INFORMATION GIVEN Block Start
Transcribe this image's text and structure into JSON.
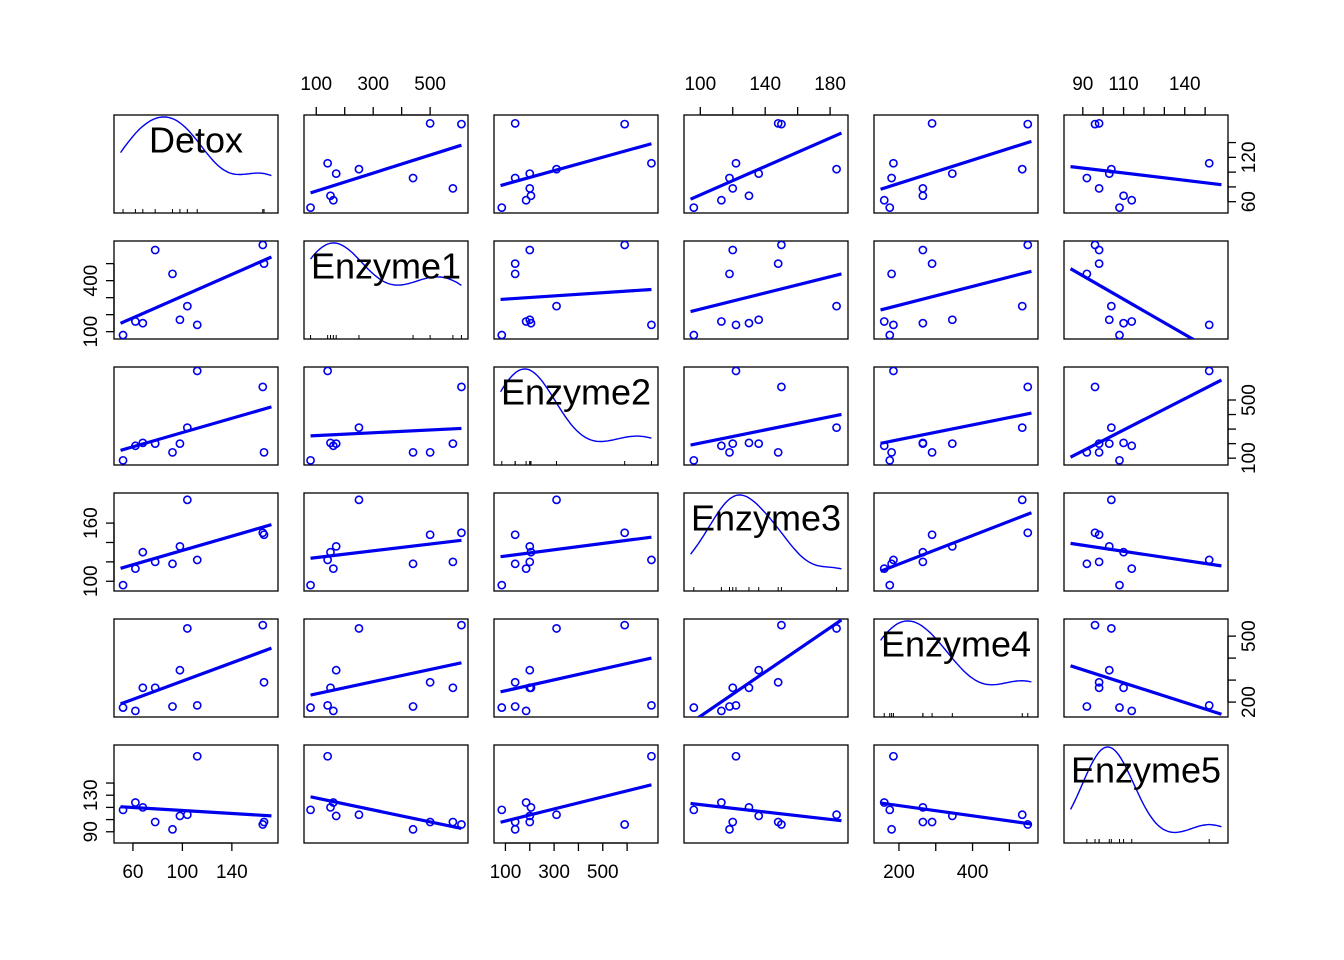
{
  "chart_data": {
    "type": "scatter",
    "subtype": "scatterplot-matrix",
    "title": "",
    "colors": {
      "points": "#0000ee",
      "fit": "#0000ee",
      "density": "#0000ee",
      "frame": "#000000"
    },
    "diagonal": "density",
    "fit_line": "linear regression",
    "variables": [
      "Detox",
      "Enzyme1",
      "Enzyme2",
      "Enzyme3",
      "Enzyme4",
      "Enzyme5"
    ],
    "ranges": {
      "Detox": [
        50,
        172
      ],
      "Enzyme1": [
        80,
        610
      ],
      "Enzyme2": [
        80,
        700
      ],
      "Enzyme3": [
        94,
        187
      ],
      "Enzyme4": [
        150,
        560
      ],
      "Enzyme5": [
        84,
        158
      ]
    },
    "ticks": {
      "Detox": [
        60,
        100,
        140
      ],
      "Enzyme1": [
        100,
        200,
        300,
        400,
        500
      ],
      "Enzyme2": [
        100,
        200,
        300,
        400,
        500,
        600
      ],
      "Enzyme3": [
        100,
        120,
        140,
        160,
        180
      ],
      "Enzyme4": [
        200,
        300,
        400,
        500
      ],
      "Enzyme5": [
        90,
        100,
        110,
        120,
        130,
        140,
        150
      ]
    },
    "tick_labels": {
      "Detox": [
        "60",
        "100",
        "140"
      ],
      "Enzyme1": [
        "100",
        "",
        "300",
        "",
        "500"
      ],
      "Enzyme2": [
        "100",
        "",
        "300",
        "",
        "500",
        ""
      ],
      "Enzyme3": [
        "100",
        "",
        "140",
        "",
        "180"
      ],
      "Enzyme4": [
        "200",
        "",
        "400",
        ""
      ],
      "Enzyme5": [
        "90",
        "",
        "110",
        "",
        "",
        "140",
        ""
      ]
    },
    "y_ticks": {
      "Detox": [
        60,
        80,
        100,
        120,
        140
      ],
      "Enzyme1": [
        100,
        200,
        300,
        400,
        500
      ],
      "Enzyme2": [
        100,
        200,
        300,
        400,
        500
      ],
      "Enzyme3": [
        100,
        120,
        140,
        160
      ],
      "Enzyme4": [
        200,
        300,
        400,
        500
      ],
      "Enzyme5": [
        90,
        100,
        110,
        120,
        130
      ]
    },
    "y_tick_labels": {
      "Detox": [
        "60",
        "",
        "",
        "120",
        ""
      ],
      "Enzyme1": [
        "100",
        "",
        "",
        "400",
        ""
      ],
      "Enzyme2": [
        "100",
        "",
        "",
        "",
        "500"
      ],
      "Enzyme3": [
        "100",
        "",
        "",
        "160"
      ],
      "Enzyme4": [
        "200",
        "",
        "",
        "500"
      ],
      "Enzyme5": [
        "90",
        "",
        "",
        "130"
      ]
    },
    "observations": [
      {
        "Detox": 52,
        "Enzyme1": 80,
        "Enzyme2": 85,
        "Enzyme3": 96,
        "Enzyme4": 175,
        "Enzyme5": 108
      },
      {
        "Detox": 62,
        "Enzyme1": 160,
        "Enzyme2": 185,
        "Enzyme3": 113,
        "Enzyme4": 160,
        "Enzyme5": 114
      },
      {
        "Detox": 68,
        "Enzyme1": 150,
        "Enzyme2": 205,
        "Enzyme3": 130,
        "Enzyme4": 265,
        "Enzyme5": 110
      },
      {
        "Detox": 78,
        "Enzyme1": 580,
        "Enzyme2": 200,
        "Enzyme3": 120,
        "Enzyme4": 265,
        "Enzyme5": 98
      },
      {
        "Detox": 92,
        "Enzyme1": 440,
        "Enzyme2": 140,
        "Enzyme3": 118,
        "Enzyme4": 180,
        "Enzyme5": 92
      },
      {
        "Detox": 98,
        "Enzyme1": 170,
        "Enzyme2": 200,
        "Enzyme3": 136,
        "Enzyme4": 345,
        "Enzyme5": 103
      },
      {
        "Detox": 104,
        "Enzyme1": 250,
        "Enzyme2": 310,
        "Enzyme3": 184,
        "Enzyme4": 535,
        "Enzyme5": 104
      },
      {
        "Detox": 112,
        "Enzyme1": 140,
        "Enzyme2": 700,
        "Enzyme3": 122,
        "Enzyme4": 185,
        "Enzyme5": 152
      },
      {
        "Detox": 165,
        "Enzyme1": 610,
        "Enzyme2": 590,
        "Enzyme3": 150,
        "Enzyme4": 550,
        "Enzyme5": 96
      },
      {
        "Detox": 166,
        "Enzyme1": 500,
        "Enzyme2": 140,
        "Enzyme3": 148,
        "Enzyme4": 290,
        "Enzyme5": 98
      }
    ]
  }
}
INFORMATION GIVEN Block End
REQUIRED WORK -
Could you output the full set of entries exactly, skipping every picture?

THE ANSWER -
Transcribe this image's text and structure into JSON.
{
  "chart_data": {
    "type": "scatter",
    "subtype": "scatterplot-matrix",
    "title": "",
    "colors": {
      "points": "#0000ee",
      "fit": "#0000ee",
      "density": "#0000ee",
      "frame": "#000000"
    },
    "diagonal": "density",
    "fit_line": "linear regression",
    "variables": [
      "Detox",
      "Enzyme1",
      "Enzyme2",
      "Enzyme3",
      "Enzyme4",
      "Enzyme5"
    ],
    "ranges": {
      "Detox": [
        50,
        172
      ],
      "Enzyme1": [
        80,
        610
      ],
      "Enzyme2": [
        80,
        700
      ],
      "Enzyme3": [
        94,
        187
      ],
      "Enzyme4": [
        150,
        560
      ],
      "Enzyme5": [
        84,
        158
      ]
    },
    "ticks": {
      "Detox": [
        60,
        100,
        140
      ],
      "Enzyme1": [
        100,
        200,
        300,
        400,
        500
      ],
      "Enzyme2": [
        100,
        200,
        300,
        400,
        500,
        600
      ],
      "Enzyme3": [
        100,
        120,
        140,
        160,
        180
      ],
      "Enzyme4": [
        200,
        300,
        400,
        500
      ],
      "Enzyme5": [
        90,
        100,
        110,
        120,
        130,
        140,
        150
      ]
    },
    "tick_labels": {
      "Detox": [
        "60",
        "100",
        "140"
      ],
      "Enzyme1": [
        "100",
        "",
        "300",
        "",
        "500"
      ],
      "Enzyme2": [
        "100",
        "",
        "300",
        "",
        "500",
        ""
      ],
      "Enzyme3": [
        "100",
        "",
        "140",
        "",
        "180"
      ],
      "Enzyme4": [
        "200",
        "",
        "400",
        ""
      ],
      "Enzyme5": [
        "90",
        "",
        "110",
        "",
        "",
        "140",
        ""
      ]
    },
    "y_ticks": {
      "Detox": [
        60,
        80,
        100,
        120,
        140
      ],
      "Enzyme1": [
        100,
        200,
        300,
        400,
        500
      ],
      "Enzyme2": [
        100,
        200,
        300,
        400,
        500
      ],
      "Enzyme3": [
        100,
        120,
        140,
        160
      ],
      "Enzyme4": [
        200,
        300,
        400,
        500
      ],
      "Enzyme5": [
        90,
        100,
        110,
        120,
        130
      ]
    },
    "y_tick_labels": {
      "Detox": [
        "60",
        "",
        "",
        "120",
        ""
      ],
      "Enzyme1": [
        "100",
        "",
        "",
        "400",
        ""
      ],
      "Enzyme2": [
        "100",
        "",
        "",
        "",
        "500"
      ],
      "Enzyme3": [
        "100",
        "",
        "",
        "160"
      ],
      "Enzyme4": [
        "200",
        "",
        "",
        "500"
      ],
      "Enzyme5": [
        "90",
        "",
        "",
        "130"
      ]
    },
    "observations": [
      {
        "Detox": 52,
        "Enzyme1": 80,
        "Enzyme2": 85,
        "Enzyme3": 96,
        "Enzyme4": 175,
        "Enzyme5": 108
      },
      {
        "Detox": 62,
        "Enzyme1": 160,
        "Enzyme2": 185,
        "Enzyme3": 113,
        "Enzyme4": 160,
        "Enzyme5": 114
      },
      {
        "Detox": 68,
        "Enzyme1": 150,
        "Enzyme2": 205,
        "Enzyme3": 130,
        "Enzyme4": 265,
        "Enzyme5": 110
      },
      {
        "Detox": 78,
        "Enzyme1": 580,
        "Enzyme2": 200,
        "Enzyme3": 120,
        "Enzyme4": 265,
        "Enzyme5": 98
      },
      {
        "Detox": 92,
        "Enzyme1": 440,
        "Enzyme2": 140,
        "Enzyme3": 118,
        "Enzyme4": 180,
        "Enzyme5": 92
      },
      {
        "Detox": 98,
        "Enzyme1": 170,
        "Enzyme2": 200,
        "Enzyme3": 136,
        "Enzyme4": 345,
        "Enzyme5": 103
      },
      {
        "Detox": 104,
        "Enzyme1": 250,
        "Enzyme2": 310,
        "Enzyme3": 184,
        "Enzyme4": 535,
        "Enzyme5": 104
      },
      {
        "Detox": 112,
        "Enzyme1": 140,
        "Enzyme2": 700,
        "Enzyme3": 122,
        "Enzyme4": 185,
        "Enzyme5": 152
      },
      {
        "Detox": 165,
        "Enzyme1": 610,
        "Enzyme2": 590,
        "Enzyme3": 150,
        "Enzyme4": 550,
        "Enzyme5": 96
      },
      {
        "Detox": 166,
        "Enzyme1": 500,
        "Enzyme2": 140,
        "Enzyme3": 148,
        "Enzyme4": 290,
        "Enzyme5": 98
      }
    ]
  }
}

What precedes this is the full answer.